STATED GOAL: Copy each line below without leaving any out.

* start *

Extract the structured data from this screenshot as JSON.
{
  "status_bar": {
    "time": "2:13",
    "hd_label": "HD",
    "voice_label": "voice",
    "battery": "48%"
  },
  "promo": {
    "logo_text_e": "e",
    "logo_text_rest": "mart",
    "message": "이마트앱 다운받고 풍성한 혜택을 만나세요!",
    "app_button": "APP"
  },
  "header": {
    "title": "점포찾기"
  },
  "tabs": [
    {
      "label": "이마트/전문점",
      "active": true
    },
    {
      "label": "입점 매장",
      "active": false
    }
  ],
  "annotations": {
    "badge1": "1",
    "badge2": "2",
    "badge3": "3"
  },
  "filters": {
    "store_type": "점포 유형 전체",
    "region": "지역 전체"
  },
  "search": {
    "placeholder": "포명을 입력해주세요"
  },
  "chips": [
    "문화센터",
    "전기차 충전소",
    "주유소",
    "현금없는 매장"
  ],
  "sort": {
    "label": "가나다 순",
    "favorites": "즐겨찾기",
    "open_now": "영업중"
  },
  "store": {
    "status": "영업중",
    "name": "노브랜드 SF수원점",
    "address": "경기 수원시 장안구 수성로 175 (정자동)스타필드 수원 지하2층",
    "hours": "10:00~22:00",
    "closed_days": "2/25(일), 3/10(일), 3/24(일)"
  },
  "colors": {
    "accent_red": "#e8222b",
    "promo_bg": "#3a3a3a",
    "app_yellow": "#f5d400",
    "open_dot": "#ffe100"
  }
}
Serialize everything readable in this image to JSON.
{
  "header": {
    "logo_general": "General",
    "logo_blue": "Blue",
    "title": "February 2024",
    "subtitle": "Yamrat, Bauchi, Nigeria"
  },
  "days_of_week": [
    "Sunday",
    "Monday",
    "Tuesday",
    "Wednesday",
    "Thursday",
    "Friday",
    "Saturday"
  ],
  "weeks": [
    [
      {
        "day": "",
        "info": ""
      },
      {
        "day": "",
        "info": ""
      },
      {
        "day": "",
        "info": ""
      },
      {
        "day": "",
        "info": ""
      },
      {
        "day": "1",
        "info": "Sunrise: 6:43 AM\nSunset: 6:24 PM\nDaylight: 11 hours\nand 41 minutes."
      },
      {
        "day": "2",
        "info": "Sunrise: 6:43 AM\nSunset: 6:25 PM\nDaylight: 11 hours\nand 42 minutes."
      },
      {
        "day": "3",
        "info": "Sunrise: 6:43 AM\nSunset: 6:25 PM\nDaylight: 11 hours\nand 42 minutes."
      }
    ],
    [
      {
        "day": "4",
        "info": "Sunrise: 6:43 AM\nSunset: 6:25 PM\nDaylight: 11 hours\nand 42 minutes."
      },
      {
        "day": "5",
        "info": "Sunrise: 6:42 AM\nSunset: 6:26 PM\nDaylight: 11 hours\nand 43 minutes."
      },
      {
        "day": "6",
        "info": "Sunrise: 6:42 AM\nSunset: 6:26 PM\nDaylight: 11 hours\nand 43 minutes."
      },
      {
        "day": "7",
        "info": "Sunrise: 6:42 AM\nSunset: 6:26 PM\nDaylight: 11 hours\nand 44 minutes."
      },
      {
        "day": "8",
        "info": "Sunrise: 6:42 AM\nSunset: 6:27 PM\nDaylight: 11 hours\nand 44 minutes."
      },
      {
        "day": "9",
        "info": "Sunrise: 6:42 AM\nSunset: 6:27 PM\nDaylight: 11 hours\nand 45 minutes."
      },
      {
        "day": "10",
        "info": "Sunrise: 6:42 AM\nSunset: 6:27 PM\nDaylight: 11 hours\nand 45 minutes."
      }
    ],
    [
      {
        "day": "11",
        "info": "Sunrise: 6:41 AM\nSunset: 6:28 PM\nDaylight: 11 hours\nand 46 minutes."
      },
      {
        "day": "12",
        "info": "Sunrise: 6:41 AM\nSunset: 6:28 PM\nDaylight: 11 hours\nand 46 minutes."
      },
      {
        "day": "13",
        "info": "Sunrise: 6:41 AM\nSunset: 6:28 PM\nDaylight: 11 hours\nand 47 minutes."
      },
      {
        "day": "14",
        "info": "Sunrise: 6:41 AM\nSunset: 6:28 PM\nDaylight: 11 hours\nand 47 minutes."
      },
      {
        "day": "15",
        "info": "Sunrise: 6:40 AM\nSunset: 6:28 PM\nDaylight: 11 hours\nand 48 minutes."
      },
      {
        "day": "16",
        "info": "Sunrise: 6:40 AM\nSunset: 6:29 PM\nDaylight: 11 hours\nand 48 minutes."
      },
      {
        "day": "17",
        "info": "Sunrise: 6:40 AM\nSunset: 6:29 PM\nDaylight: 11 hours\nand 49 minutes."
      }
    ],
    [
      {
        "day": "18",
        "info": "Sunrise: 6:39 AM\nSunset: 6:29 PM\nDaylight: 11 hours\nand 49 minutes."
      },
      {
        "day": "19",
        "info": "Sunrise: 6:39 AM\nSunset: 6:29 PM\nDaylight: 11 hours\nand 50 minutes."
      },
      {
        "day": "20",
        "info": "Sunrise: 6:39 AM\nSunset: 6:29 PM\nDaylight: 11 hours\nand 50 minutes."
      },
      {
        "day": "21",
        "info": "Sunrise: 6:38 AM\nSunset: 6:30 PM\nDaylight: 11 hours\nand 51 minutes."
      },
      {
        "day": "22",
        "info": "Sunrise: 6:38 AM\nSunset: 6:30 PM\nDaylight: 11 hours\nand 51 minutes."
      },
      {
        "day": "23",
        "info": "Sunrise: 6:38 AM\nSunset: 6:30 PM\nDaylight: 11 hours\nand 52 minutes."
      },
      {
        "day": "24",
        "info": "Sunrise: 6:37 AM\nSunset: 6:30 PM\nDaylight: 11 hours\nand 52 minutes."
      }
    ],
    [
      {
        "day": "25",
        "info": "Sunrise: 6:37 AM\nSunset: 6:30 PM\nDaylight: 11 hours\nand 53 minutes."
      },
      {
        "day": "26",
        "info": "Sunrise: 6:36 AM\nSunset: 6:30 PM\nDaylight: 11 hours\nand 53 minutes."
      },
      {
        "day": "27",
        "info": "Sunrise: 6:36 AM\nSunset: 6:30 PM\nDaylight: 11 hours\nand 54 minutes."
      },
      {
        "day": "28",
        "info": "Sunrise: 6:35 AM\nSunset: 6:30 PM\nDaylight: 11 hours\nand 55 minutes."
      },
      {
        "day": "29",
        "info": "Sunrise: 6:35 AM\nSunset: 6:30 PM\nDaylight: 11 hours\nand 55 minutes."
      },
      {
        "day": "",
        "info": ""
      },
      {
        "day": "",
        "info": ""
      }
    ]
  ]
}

* end *

ANSWER TO THE TASK:
Extract the structured data from this screenshot as JSON.
{
  "status_bar": {
    "time": "2:13",
    "hd_label": "HD",
    "voice_label": "voice",
    "battery": "48%"
  },
  "promo": {
    "logo_text_e": "e",
    "logo_text_rest": "mart",
    "message": "이마트앱 다운받고 풍성한 혜택을 만나세요!",
    "app_button": "APP"
  },
  "header": {
    "title": "점포찾기"
  },
  "tabs": [
    {
      "label": "이마트/전문점",
      "active": true
    },
    {
      "label": "입점 매장",
      "active": false
    }
  ],
  "annotations": {
    "badge1": "1",
    "badge2": "2",
    "badge3": "3"
  },
  "filters": {
    "store_type": "점포 유형 전체",
    "region": "지역 전체"
  },
  "search": {
    "placeholder": "포명을 입력해주세요"
  },
  "chips": [
    "문화센터",
    "전기차 충전소",
    "주유소",
    "현금없는 매장"
  ],
  "sort": {
    "label": "가나다 순",
    "favorites": "즐겨찾기",
    "open_now": "영업중"
  },
  "store": {
    "status": "영업중",
    "name": "노브랜드 SF수원점",
    "address": "경기 수원시 장안구 수성로 175 (정자동)스타필드 수원 지하2층",
    "hours": "10:00~22:00",
    "closed_days": "2/25(일), 3/10(일), 3/24(일)"
  },
  "colors": {
    "accent_red": "#e8222b",
    "promo_bg": "#3a3a3a",
    "app_yellow": "#f5d400",
    "open_dot": "#ffe100"
  }
}
Serialize everything readable in this image to JSON.
{
  "header": {
    "logo_general": "General",
    "logo_blue": "Blue",
    "title": "February 2024",
    "subtitle": "Yamrat, Bauchi, Nigeria"
  },
  "days_of_week": [
    "Sunday",
    "Monday",
    "Tuesday",
    "Wednesday",
    "Thursday",
    "Friday",
    "Saturday"
  ],
  "weeks": [
    [
      {
        "day": "",
        "info": ""
      },
      {
        "day": "",
        "info": ""
      },
      {
        "day": "",
        "info": ""
      },
      {
        "day": "",
        "info": ""
      },
      {
        "day": "1",
        "info": "Sunrise: 6:43 AM\nSunset: 6:24 PM\nDaylight: 11 hours\nand 41 minutes."
      },
      {
        "day": "2",
        "info": "Sunrise: 6:43 AM\nSunset: 6:25 PM\nDaylight: 11 hours\nand 42 minutes."
      },
      {
        "day": "3",
        "info": "Sunrise: 6:43 AM\nSunset: 6:25 PM\nDaylight: 11 hours\nand 42 minutes."
      }
    ],
    [
      {
        "day": "4",
        "info": "Sunrise: 6:43 AM\nSunset: 6:25 PM\nDaylight: 11 hours\nand 42 minutes."
      },
      {
        "day": "5",
        "info": "Sunrise: 6:42 AM\nSunset: 6:26 PM\nDaylight: 11 hours\nand 43 minutes."
      },
      {
        "day": "6",
        "info": "Sunrise: 6:42 AM\nSunset: 6:26 PM\nDaylight: 11 hours\nand 43 minutes."
      },
      {
        "day": "7",
        "info": "Sunrise: 6:42 AM\nSunset: 6:26 PM\nDaylight: 11 hours\nand 44 minutes."
      },
      {
        "day": "8",
        "info": "Sunrise: 6:42 AM\nSunset: 6:27 PM\nDaylight: 11 hours\nand 44 minutes."
      },
      {
        "day": "9",
        "info": "Sunrise: 6:42 AM\nSunset: 6:27 PM\nDaylight: 11 hours\nand 45 minutes."
      },
      {
        "day": "10",
        "info": "Sunrise: 6:42 AM\nSunset: 6:27 PM\nDaylight: 11 hours\nand 45 minutes."
      }
    ],
    [
      {
        "day": "11",
        "info": "Sunrise: 6:41 AM\nSunset: 6:28 PM\nDaylight: 11 hours\nand 46 minutes."
      },
      {
        "day": "12",
        "info": "Sunrise: 6:41 AM\nSunset: 6:28 PM\nDaylight: 11 hours\nand 46 minutes."
      },
      {
        "day": "13",
        "info": "Sunrise: 6:41 AM\nSunset: 6:28 PM\nDaylight: 11 hours\nand 47 minutes."
      },
      {
        "day": "14",
        "info": "Sunrise: 6:41 AM\nSunset: 6:28 PM\nDaylight: 11 hours\nand 47 minutes."
      },
      {
        "day": "15",
        "info": "Sunrise: 6:40 AM\nSunset: 6:28 PM\nDaylight: 11 hours\nand 48 minutes."
      },
      {
        "day": "16",
        "info": "Sunrise: 6:40 AM\nSunset: 6:29 PM\nDaylight: 11 hours\nand 48 minutes."
      },
      {
        "day": "17",
        "info": "Sunrise: 6:40 AM\nSunset: 6:29 PM\nDaylight: 11 hours\nand 49 minutes."
      }
    ],
    [
      {
        "day": "18",
        "info": "Sunrise: 6:39 AM\nSunset: 6:29 PM\nDaylight: 11 hours\nand 49 minutes."
      },
      {
        "day": "19",
        "info": "Sunrise: 6:39 AM\nSunset: 6:29 PM\nDaylight: 11 hours\nand 50 minutes."
      },
      {
        "day": "20",
        "info": "Sunrise: 6:39 AM\nSunset: 6:29 PM\nDaylight: 11 hours\nand 50 minutes."
      },
      {
        "day": "21",
        "info": "Sunrise: 6:38 AM\nSunset: 6:30 PM\nDaylight: 11 hours\nand 51 minutes."
      },
      {
        "day": "22",
        "info": "Sunrise: 6:38 AM\nSunset: 6:30 PM\nDaylight: 11 hours\nand 51 minutes."
      },
      {
        "day": "23",
        "info": "Sunrise: 6:38 AM\nSunset: 6:30 PM\nDaylight: 11 hours\nand 52 minutes."
      },
      {
        "day": "24",
        "info": "Sunrise: 6:37 AM\nSunset: 6:30 PM\nDaylight: 11 hours\nand 52 minutes."
      }
    ],
    [
      {
        "day": "25",
        "info": "Sunrise: 6:37 AM\nSunset: 6:30 PM\nDaylight: 11 hours\nand 53 minutes."
      },
      {
        "day": "26",
        "info": "Sunrise: 6:36 AM\nSunset: 6:30 PM\nDaylight: 11 hours\nand 53 minutes."
      },
      {
        "day": "27",
        "info": "Sunrise: 6:36 AM\nSunset: 6:30 PM\nDaylight: 11 hours\nand 54 minutes."
      },
      {
        "day": "28",
        "info": "Sunrise: 6:35 AM\nSunset: 6:30 PM\nDaylight: 11 hours\nand 55 minutes."
      },
      {
        "day": "29",
        "info": "Sunrise: 6:35 AM\nSunset: 6:30 PM\nDaylight: 11 hours\nand 55 minutes."
      },
      {
        "day": "",
        "info": ""
      },
      {
        "day": "",
        "info": ""
      }
    ]
  ]
}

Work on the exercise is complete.